Stored rows:
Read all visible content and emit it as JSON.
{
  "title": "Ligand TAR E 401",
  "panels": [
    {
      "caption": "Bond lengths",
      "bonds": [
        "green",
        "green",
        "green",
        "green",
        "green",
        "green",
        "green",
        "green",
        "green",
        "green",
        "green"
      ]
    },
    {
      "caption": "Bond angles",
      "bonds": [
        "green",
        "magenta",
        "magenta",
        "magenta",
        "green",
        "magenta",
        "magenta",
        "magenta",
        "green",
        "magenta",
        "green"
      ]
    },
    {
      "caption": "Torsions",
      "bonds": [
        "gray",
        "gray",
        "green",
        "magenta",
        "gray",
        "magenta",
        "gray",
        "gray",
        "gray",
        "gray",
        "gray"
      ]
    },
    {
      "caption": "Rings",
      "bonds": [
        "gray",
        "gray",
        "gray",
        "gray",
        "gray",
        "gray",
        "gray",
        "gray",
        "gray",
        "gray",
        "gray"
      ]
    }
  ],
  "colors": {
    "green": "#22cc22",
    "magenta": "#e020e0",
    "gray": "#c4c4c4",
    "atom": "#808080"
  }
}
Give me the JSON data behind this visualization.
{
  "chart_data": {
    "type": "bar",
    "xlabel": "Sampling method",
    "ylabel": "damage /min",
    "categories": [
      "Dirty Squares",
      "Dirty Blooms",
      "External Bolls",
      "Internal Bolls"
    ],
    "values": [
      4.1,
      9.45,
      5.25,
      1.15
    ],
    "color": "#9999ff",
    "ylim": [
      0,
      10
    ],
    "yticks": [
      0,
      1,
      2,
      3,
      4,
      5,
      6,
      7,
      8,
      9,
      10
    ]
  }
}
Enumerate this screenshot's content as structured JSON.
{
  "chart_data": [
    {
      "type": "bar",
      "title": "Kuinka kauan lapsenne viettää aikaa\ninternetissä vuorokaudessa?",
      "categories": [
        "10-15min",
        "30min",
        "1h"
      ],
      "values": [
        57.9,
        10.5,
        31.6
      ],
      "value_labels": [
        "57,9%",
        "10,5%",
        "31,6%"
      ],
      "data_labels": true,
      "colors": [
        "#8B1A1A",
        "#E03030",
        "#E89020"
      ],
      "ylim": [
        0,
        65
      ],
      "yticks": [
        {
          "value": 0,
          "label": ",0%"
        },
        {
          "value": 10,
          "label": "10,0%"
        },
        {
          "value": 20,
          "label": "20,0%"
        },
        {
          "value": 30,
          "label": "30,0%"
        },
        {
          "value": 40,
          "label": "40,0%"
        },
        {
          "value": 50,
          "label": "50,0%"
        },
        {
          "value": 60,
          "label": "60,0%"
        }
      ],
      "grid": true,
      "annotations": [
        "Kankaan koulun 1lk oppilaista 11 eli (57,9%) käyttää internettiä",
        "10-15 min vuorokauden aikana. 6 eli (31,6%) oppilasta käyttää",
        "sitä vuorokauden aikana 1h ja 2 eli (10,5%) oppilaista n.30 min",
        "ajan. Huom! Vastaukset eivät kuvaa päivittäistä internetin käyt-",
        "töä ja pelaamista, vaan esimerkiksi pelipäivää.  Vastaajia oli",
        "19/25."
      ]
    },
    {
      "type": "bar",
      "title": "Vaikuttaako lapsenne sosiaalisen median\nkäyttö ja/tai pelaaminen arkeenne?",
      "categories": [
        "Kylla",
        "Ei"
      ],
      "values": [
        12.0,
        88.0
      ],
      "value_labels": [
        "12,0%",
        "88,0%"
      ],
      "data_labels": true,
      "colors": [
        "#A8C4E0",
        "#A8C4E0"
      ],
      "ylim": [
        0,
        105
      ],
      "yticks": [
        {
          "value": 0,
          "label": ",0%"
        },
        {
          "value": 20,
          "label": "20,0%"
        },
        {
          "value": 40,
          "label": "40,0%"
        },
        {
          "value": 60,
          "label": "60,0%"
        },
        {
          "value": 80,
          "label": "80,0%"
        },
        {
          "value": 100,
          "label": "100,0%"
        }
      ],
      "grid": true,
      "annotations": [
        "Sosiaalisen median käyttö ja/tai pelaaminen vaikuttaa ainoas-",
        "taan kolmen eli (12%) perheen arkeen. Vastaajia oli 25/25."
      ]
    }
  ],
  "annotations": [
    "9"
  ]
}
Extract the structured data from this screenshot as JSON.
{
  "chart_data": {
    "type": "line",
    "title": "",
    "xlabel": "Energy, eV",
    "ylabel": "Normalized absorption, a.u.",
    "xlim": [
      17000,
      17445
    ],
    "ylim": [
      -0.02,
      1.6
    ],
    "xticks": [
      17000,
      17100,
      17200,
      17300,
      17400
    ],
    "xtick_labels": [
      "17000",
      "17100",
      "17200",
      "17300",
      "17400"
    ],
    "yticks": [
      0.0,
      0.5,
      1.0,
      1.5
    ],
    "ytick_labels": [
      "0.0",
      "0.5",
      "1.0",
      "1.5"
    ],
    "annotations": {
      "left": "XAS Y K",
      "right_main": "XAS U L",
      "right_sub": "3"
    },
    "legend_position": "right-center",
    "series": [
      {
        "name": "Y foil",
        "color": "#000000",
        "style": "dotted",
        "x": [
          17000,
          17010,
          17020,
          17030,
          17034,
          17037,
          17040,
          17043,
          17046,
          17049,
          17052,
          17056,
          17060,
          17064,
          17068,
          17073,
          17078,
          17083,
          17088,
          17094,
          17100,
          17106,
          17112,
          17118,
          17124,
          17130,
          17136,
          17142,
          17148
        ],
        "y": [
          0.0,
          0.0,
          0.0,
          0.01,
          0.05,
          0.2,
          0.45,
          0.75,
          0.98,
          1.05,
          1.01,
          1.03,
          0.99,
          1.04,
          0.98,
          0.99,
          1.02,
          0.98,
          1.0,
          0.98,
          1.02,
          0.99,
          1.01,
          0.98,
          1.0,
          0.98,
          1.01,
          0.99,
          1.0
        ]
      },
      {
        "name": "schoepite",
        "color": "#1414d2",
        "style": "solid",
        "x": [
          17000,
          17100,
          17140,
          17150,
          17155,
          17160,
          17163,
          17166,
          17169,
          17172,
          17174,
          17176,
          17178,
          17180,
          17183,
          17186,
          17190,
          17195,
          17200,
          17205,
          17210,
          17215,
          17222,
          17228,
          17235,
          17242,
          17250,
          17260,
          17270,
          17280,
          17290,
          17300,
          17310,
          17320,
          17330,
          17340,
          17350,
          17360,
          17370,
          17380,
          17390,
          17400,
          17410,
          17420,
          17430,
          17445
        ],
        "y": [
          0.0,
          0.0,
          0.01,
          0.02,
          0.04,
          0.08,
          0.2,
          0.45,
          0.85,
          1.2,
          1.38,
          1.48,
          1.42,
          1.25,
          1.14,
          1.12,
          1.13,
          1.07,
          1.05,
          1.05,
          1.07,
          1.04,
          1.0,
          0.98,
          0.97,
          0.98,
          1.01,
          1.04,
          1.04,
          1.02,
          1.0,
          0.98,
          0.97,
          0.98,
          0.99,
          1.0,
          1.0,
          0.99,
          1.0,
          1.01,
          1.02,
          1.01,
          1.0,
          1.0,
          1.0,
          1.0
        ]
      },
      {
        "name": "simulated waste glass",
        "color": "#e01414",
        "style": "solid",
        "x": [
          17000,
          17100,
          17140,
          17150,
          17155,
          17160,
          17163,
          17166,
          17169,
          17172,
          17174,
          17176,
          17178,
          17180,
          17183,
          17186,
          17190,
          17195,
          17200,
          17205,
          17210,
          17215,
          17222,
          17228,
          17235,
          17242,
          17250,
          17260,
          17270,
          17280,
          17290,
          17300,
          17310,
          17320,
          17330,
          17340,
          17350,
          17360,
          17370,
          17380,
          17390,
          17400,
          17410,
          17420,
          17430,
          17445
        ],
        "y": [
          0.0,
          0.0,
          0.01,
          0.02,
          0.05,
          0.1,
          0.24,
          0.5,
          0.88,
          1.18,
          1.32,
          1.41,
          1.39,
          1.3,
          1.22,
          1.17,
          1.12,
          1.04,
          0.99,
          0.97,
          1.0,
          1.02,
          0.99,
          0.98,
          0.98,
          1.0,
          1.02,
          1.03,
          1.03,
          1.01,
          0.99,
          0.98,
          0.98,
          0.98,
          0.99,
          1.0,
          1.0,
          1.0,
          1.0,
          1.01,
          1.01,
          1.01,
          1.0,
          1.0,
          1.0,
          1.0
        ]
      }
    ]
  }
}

Exercise requirements: Using the listing above, work out how many of its lines include "lapsenne", and give only the result.

Task result: 2